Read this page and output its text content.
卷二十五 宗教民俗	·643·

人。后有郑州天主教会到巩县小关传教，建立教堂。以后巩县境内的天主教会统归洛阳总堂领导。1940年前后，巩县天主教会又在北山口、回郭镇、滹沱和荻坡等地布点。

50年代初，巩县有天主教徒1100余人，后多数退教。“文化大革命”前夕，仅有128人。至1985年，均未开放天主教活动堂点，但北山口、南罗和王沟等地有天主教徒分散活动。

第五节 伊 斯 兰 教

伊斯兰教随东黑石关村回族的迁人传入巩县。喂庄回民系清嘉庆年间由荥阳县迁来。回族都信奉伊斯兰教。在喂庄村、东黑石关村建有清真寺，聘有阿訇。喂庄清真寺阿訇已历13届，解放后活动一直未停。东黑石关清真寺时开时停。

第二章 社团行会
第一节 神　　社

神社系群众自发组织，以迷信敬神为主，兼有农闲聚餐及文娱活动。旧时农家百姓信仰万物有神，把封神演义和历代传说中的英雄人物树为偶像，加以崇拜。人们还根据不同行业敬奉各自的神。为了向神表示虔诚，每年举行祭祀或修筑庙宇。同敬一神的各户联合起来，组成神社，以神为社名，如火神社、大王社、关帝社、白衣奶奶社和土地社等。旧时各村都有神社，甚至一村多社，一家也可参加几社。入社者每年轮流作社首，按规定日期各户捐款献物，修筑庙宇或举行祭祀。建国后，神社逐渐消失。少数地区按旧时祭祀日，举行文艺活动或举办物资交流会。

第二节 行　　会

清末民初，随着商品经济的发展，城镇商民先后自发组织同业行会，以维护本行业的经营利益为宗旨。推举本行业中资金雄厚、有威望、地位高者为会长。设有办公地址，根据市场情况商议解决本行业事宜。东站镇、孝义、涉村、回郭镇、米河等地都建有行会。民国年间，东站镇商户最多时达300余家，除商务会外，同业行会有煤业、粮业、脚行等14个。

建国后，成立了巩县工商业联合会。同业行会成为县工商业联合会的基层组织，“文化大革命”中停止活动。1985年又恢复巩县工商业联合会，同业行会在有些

--------------------------------------------------

▸ Task: Can you reproduce all the material exactly?

▸ Expected answer:
Read this page and output its text content.
卷二十五 宗教民俗	·643·

人。后有郑州天主教会到巩县小关传教，建立教堂。以后巩县境内的天主教会统归洛阳总堂领导。1940年前后，巩县天主教会又在北山口、回郭镇、滹沱和荻坡等地布点。

50年代初，巩县有天主教徒1100余人，后多数退教。“文化大革命”前夕，仅有128人。至1985年，均未开放天主教活动堂点，但北山口、南罗和王沟等地有天主教徒分散活动。

第五节 伊 斯 兰 教

伊斯兰教随东黑石关村回族的迁人传入巩县。喂庄回民系清嘉庆年间由荥阳县迁来。回族都信奉伊斯兰教。在喂庄村、东黑石关村建有清真寺，聘有阿訇。喂庄清真寺阿訇已历13届，解放后活动一直未停。东黑石关清真寺时开时停。

第二章 社团行会
第一节 神　　社

神社系群众自发组织，以迷信敬神为主，兼有农闲聚餐及文娱活动。旧时农家百姓信仰万物有神，把封神演义和历代传说中的英雄人物树为偶像，加以崇拜。人们还根据不同行业敬奉各自的神。为了向神表示虔诚，每年举行祭祀或修筑庙宇。同敬一神的各户联合起来，组成神社，以神为社名，如火神社、大王社、关帝社、白衣奶奶社和土地社等。旧时各村都有神社，甚至一村多社，一家也可参加几社。入社者每年轮流作社首，按规定日期各户捐款献物，修筑庙宇或举行祭祀。建国后，神社逐渐消失。少数地区按旧时祭祀日，举行文艺活动或举办物资交流会。

第二节 行　　会

清末民初，随着商品经济的发展，城镇商民先后自发组织同业行会，以维护本行业的经营利益为宗旨。推举本行业中资金雄厚、有威望、地位高者为会长。设有办公地址，根据市场情况商议解决本行业事宜。东站镇、孝义、涉村、回郭镇、米河等地都建有行会。民国年间，东站镇商户最多时达300余家，除商务会外，同业行会有煤业、粮业、脚行等14个。

建国后，成立了巩县工商业联合会。同业行会成为县工商业联合会的基层组织，“文化大革命”中停止活动。1985年又恢复巩县工商业联合会，同业行会在有些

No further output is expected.